SUPPLIED RECORDS start
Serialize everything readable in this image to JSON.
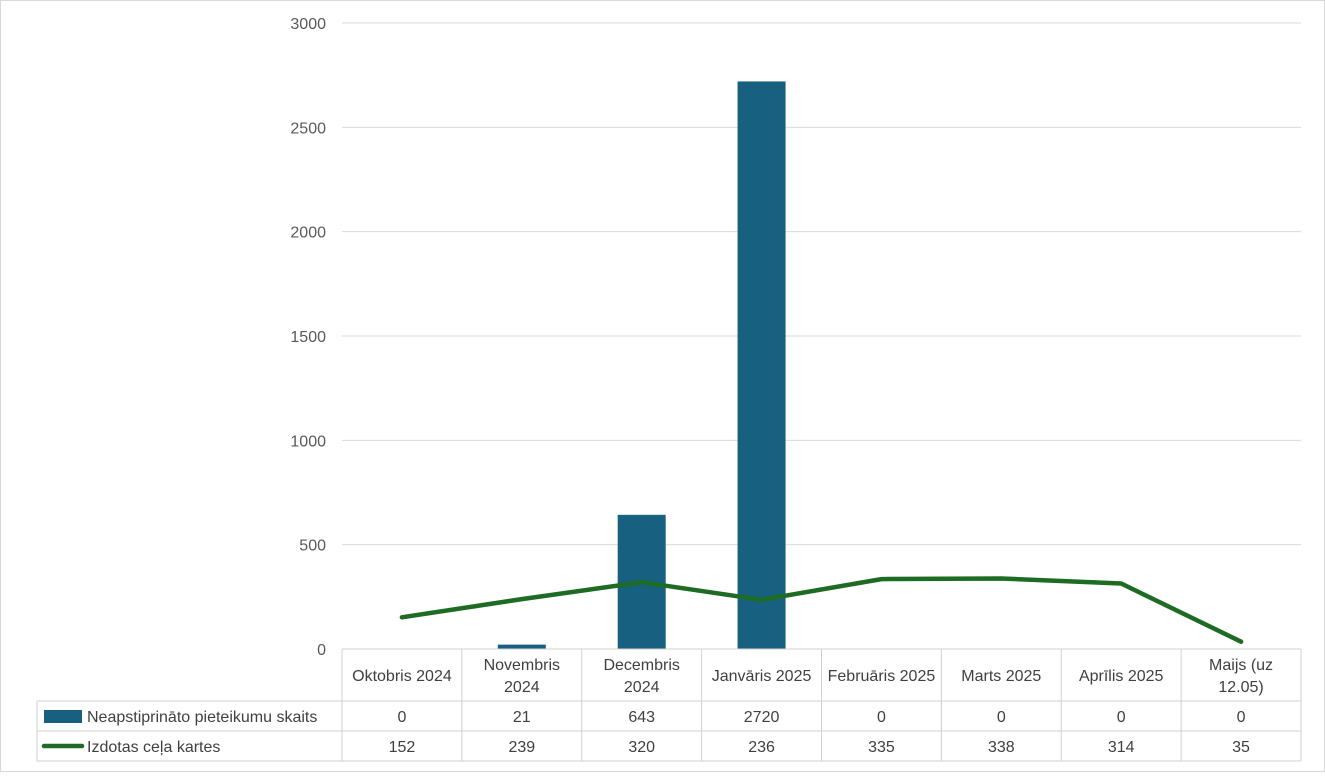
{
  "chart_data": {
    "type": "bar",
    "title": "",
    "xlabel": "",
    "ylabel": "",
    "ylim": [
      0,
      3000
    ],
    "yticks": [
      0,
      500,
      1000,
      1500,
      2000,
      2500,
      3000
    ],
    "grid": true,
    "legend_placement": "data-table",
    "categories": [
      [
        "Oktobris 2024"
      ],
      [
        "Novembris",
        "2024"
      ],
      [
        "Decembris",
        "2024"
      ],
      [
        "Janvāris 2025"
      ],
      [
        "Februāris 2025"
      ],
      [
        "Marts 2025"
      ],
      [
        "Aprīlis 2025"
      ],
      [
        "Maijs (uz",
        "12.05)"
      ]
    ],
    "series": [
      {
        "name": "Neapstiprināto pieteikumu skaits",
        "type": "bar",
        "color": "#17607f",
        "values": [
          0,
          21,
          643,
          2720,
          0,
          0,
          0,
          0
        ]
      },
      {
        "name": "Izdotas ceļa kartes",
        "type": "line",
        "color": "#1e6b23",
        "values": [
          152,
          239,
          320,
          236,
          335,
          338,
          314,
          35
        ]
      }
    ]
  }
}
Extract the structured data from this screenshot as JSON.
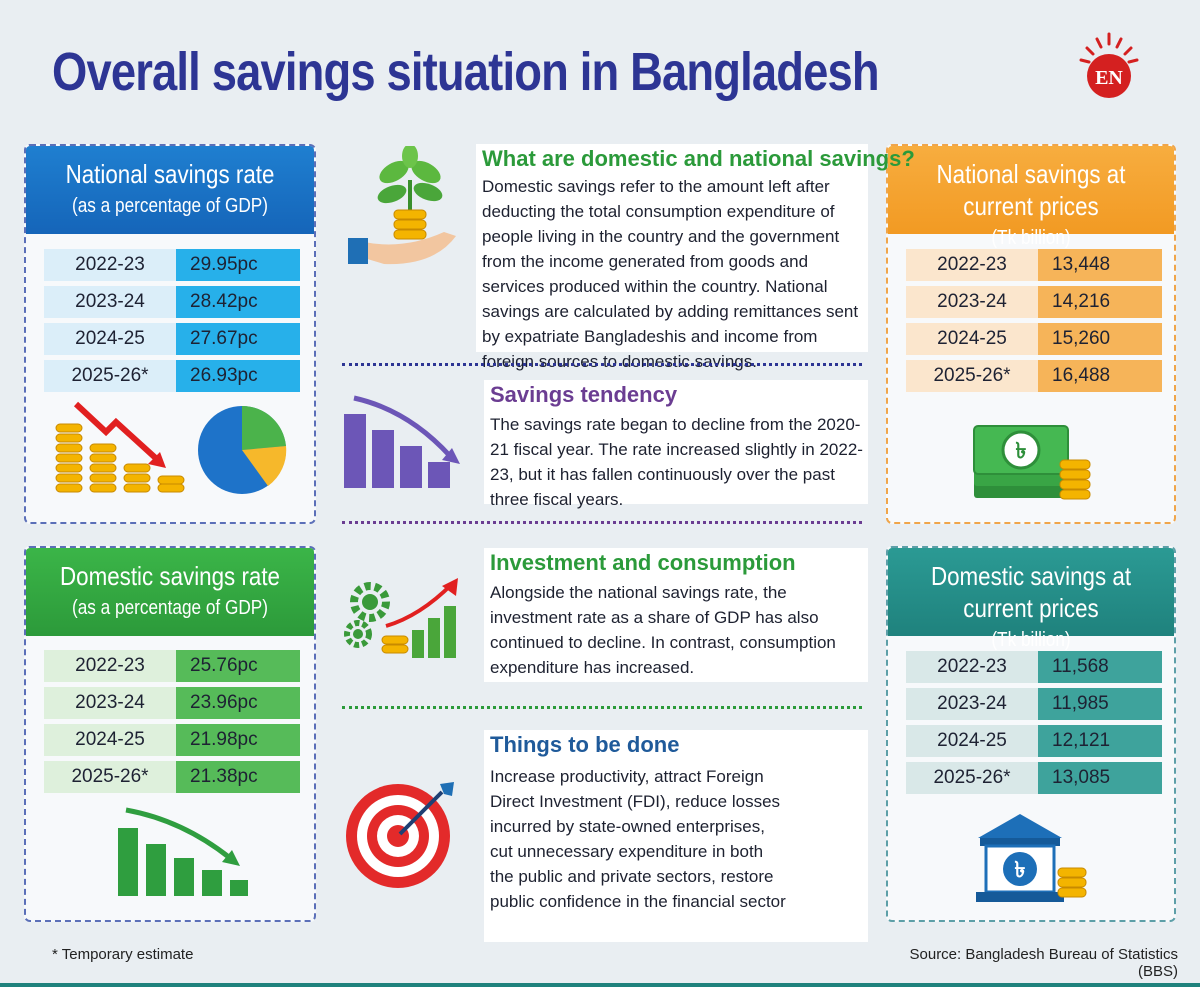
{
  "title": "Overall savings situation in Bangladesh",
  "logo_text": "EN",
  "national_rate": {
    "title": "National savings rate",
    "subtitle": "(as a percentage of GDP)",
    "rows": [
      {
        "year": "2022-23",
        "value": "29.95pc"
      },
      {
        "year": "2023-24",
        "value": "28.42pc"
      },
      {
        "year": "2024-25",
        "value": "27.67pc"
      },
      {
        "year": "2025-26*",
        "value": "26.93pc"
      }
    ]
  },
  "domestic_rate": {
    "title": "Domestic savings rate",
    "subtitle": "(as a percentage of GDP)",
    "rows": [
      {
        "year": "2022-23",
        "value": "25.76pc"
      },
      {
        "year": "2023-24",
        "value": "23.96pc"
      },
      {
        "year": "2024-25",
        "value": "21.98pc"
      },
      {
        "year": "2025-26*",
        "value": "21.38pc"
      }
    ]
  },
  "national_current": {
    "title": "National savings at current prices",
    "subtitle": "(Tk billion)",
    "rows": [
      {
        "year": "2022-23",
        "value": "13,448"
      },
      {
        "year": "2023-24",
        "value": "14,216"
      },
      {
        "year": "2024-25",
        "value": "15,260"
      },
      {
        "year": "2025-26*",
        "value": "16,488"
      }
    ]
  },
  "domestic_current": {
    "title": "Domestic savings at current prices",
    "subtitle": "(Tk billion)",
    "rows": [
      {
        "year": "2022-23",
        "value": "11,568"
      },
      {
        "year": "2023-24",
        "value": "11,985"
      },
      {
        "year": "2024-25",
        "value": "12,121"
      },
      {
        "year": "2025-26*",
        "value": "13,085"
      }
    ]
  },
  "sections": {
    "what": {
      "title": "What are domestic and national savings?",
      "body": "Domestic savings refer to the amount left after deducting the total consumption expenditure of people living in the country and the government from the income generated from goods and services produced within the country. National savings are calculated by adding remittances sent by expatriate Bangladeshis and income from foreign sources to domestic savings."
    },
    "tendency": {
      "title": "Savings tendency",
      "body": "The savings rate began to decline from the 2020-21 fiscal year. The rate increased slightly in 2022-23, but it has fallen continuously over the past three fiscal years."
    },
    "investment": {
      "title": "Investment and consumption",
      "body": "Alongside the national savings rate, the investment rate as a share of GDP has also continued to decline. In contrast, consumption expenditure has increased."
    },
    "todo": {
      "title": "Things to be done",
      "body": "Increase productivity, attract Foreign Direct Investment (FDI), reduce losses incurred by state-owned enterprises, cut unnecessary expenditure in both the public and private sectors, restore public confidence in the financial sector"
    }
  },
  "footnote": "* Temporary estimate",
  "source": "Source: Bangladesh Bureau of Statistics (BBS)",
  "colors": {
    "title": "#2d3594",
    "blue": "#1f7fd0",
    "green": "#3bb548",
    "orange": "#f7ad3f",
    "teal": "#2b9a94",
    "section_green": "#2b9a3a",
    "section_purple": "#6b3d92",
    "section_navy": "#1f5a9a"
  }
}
SUPPLIED RECORDS end
_WHAT YOU WILL DO_.
Print every entry above again without changing a word, and omit the pictures.

_ANSWER TO THE PROBLEM_.
Serialize everything readable in this image to JSON.
{
  "chart_data": {
    "type": "bar",
    "title": "",
    "xlabel": "",
    "ylabel": "",
    "ylim": [
      0,
      3000
    ],
    "yticks": [
      0,
      500,
      1000,
      1500,
      2000,
      2500,
      3000
    ],
    "grid": true,
    "legend_placement": "data-table",
    "categories": [
      [
        "Oktobris 2024"
      ],
      [
        "Novembris",
        "2024"
      ],
      [
        "Decembris",
        "2024"
      ],
      [
        "Janvāris 2025"
      ],
      [
        "Februāris 2025"
      ],
      [
        "Marts 2025"
      ],
      [
        "Aprīlis 2025"
      ],
      [
        "Maijs (uz",
        "12.05)"
      ]
    ],
    "series": [
      {
        "name": "Neapstiprināto pieteikumu skaits",
        "type": "bar",
        "color": "#17607f",
        "values": [
          0,
          21,
          643,
          2720,
          0,
          0,
          0,
          0
        ]
      },
      {
        "name": "Izdotas ceļa kartes",
        "type": "line",
        "color": "#1e6b23",
        "values": [
          152,
          239,
          320,
          236,
          335,
          338,
          314,
          35
        ]
      }
    ]
  }
}
Extract the structured data from this screenshot as JSON.
{
  "title": "Overall savings situation in Bangladesh",
  "logo_text": "EN",
  "national_rate": {
    "title": "National savings rate",
    "subtitle": "(as a percentage of GDP)",
    "rows": [
      {
        "year": "2022-23",
        "value": "29.95pc"
      },
      {
        "year": "2023-24",
        "value": "28.42pc"
      },
      {
        "year": "2024-25",
        "value": "27.67pc"
      },
      {
        "year": "2025-26*",
        "value": "26.93pc"
      }
    ]
  },
  "domestic_rate": {
    "title": "Domestic savings rate",
    "subtitle": "(as a percentage of GDP)",
    "rows": [
      {
        "year": "2022-23",
        "value": "25.76pc"
      },
      {
        "year": "2023-24",
        "value": "23.96pc"
      },
      {
        "year": "2024-25",
        "value": "21.98pc"
      },
      {
        "year": "2025-26*",
        "value": "21.38pc"
      }
    ]
  },
  "national_current": {
    "title": "National savings at current prices",
    "subtitle": "(Tk billion)",
    "rows": [
      {
        "year": "2022-23",
        "value": "13,448"
      },
      {
        "year": "2023-24",
        "value": "14,216"
      },
      {
        "year": "2024-25",
        "value": "15,260"
      },
      {
        "year": "2025-26*",
        "value": "16,488"
      }
    ]
  },
  "domestic_current": {
    "title": "Domestic savings at current prices",
    "subtitle": "(Tk billion)",
    "rows": [
      {
        "year": "2022-23",
        "value": "11,568"
      },
      {
        "year": "2023-24",
        "value": "11,985"
      },
      {
        "year": "2024-25",
        "value": "12,121"
      },
      {
        "year": "2025-26*",
        "value": "13,085"
      }
    ]
  },
  "sections": {
    "what": {
      "title": "What are domestic and national savings?",
      "body": "Domestic savings refer to the amount left after deducting the total consumption expenditure of people living in the country and the government from the income generated from goods and services produced within the country. National savings are calculated by adding remittances sent by expatriate Bangladeshis and income from foreign sources to domestic savings."
    },
    "tendency": {
      "title": "Savings tendency",
      "body": "The savings rate began to decline from the 2020-21 fiscal year. The rate increased slightly in 2022-23, but it has fallen continuously over the past three fiscal years."
    },
    "investment": {
      "title": "Investment and consumption",
      "body": "Alongside the national savings rate, the investment rate as a share of GDP has also continued to decline. In contrast, consumption expenditure has increased."
    },
    "todo": {
      "title": "Things to be done",
      "body": "Increase productivity, attract Foreign Direct Investment (FDI), reduce losses incurred by state-owned enterprises, cut unnecessary expenditure in both the public and private sectors, restore public confidence in the financial sector"
    }
  },
  "footnote": "* Temporary estimate",
  "source": "Source: Bangladesh Bureau of Statistics (BBS)",
  "colors": {
    "title": "#2d3594",
    "blue": "#1f7fd0",
    "green": "#3bb548",
    "orange": "#f7ad3f",
    "teal": "#2b9a94",
    "section_green": "#2b9a3a",
    "section_purple": "#6b3d92",
    "section_navy": "#1f5a9a"
  }
}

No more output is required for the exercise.